Write out every single entry exactly.

(Stored data entries)

* START *

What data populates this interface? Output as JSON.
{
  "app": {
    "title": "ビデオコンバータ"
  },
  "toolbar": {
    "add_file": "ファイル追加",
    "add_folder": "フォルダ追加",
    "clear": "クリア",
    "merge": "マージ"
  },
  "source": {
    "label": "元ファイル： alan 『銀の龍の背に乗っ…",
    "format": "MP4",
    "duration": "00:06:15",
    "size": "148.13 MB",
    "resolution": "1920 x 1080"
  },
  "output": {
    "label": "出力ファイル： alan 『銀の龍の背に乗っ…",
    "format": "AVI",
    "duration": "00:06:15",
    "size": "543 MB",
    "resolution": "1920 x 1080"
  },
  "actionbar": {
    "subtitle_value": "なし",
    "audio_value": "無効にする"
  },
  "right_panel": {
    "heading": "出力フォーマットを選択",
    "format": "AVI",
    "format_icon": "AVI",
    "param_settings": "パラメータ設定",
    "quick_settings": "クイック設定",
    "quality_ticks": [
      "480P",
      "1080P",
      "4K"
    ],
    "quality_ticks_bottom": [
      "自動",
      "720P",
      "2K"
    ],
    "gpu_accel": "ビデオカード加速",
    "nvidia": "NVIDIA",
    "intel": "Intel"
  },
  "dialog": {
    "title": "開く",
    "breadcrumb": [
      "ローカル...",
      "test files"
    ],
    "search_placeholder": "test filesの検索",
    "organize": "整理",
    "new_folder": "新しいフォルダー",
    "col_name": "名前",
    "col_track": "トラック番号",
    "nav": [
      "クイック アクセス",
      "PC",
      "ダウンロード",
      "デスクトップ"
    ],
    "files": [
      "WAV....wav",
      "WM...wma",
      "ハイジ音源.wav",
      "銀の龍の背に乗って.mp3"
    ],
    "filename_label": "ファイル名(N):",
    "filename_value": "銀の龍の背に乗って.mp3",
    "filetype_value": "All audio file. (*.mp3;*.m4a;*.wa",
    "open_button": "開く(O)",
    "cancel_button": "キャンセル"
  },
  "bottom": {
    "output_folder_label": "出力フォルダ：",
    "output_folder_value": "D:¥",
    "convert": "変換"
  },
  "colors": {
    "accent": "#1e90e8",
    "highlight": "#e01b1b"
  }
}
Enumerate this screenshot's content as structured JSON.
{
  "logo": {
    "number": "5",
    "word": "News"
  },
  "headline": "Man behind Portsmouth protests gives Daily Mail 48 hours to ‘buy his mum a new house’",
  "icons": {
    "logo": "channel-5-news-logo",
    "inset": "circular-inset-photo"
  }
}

* END *

* _SOLUTION TO THE EXERCISE_:
What data populates this interface? Output as JSON.
{
  "app": {
    "title": "ビデオコンバータ"
  },
  "toolbar": {
    "add_file": "ファイル追加",
    "add_folder": "フォルダ追加",
    "clear": "クリア",
    "merge": "マージ"
  },
  "source": {
    "label": "元ファイル： alan 『銀の龍の背に乗っ…",
    "format": "MP4",
    "duration": "00:06:15",
    "size": "148.13 MB",
    "resolution": "1920 x 1080"
  },
  "output": {
    "label": "出力ファイル： alan 『銀の龍の背に乗っ…",
    "format": "AVI",
    "duration": "00:06:15",
    "size": "543 MB",
    "resolution": "1920 x 1080"
  },
  "actionbar": {
    "subtitle_value": "なし",
    "audio_value": "無効にする"
  },
  "right_panel": {
    "heading": "出力フォーマットを選択",
    "format": "AVI",
    "format_icon": "AVI",
    "param_settings": "パラメータ設定",
    "quick_settings": "クイック設定",
    "quality_ticks": [
      "480P",
      "1080P",
      "4K"
    ],
    "quality_ticks_bottom": [
      "自動",
      "720P",
      "2K"
    ],
    "gpu_accel": "ビデオカード加速",
    "nvidia": "NVIDIA",
    "intel": "Intel"
  },
  "dialog": {
    "title": "開く",
    "breadcrumb": [
      "ローカル...",
      "test files"
    ],
    "search_placeholder": "test filesの検索",
    "organize": "整理",
    "new_folder": "新しいフォルダー",
    "col_name": "名前",
    "col_track": "トラック番号",
    "nav": [
      "クイック アクセス",
      "PC",
      "ダウンロード",
      "デスクトップ"
    ],
    "files": [
      "WAV....wav",
      "WM...wma",
      "ハイジ音源.wav",
      "銀の龍の背に乗って.mp3"
    ],
    "filename_label": "ファイル名(N):",
    "filename_value": "銀の龍の背に乗って.mp3",
    "filetype_value": "All audio file. (*.mp3;*.m4a;*.wa",
    "open_button": "開く(O)",
    "cancel_button": "キャンセル"
  },
  "bottom": {
    "output_folder_label": "出力フォルダ：",
    "output_folder_value": "D:¥",
    "convert": "変換"
  },
  "colors": {
    "accent": "#1e90e8",
    "highlight": "#e01b1b"
  }
}
Enumerate this screenshot's content as structured JSON.
{
  "logo": {
    "number": "5",
    "word": "News"
  },
  "headline": "Man behind Portsmouth protests gives Daily Mail 48 hours to ‘buy his mum a new house’",
  "icons": {
    "logo": "channel-5-news-logo",
    "inset": "circular-inset-photo"
  }
}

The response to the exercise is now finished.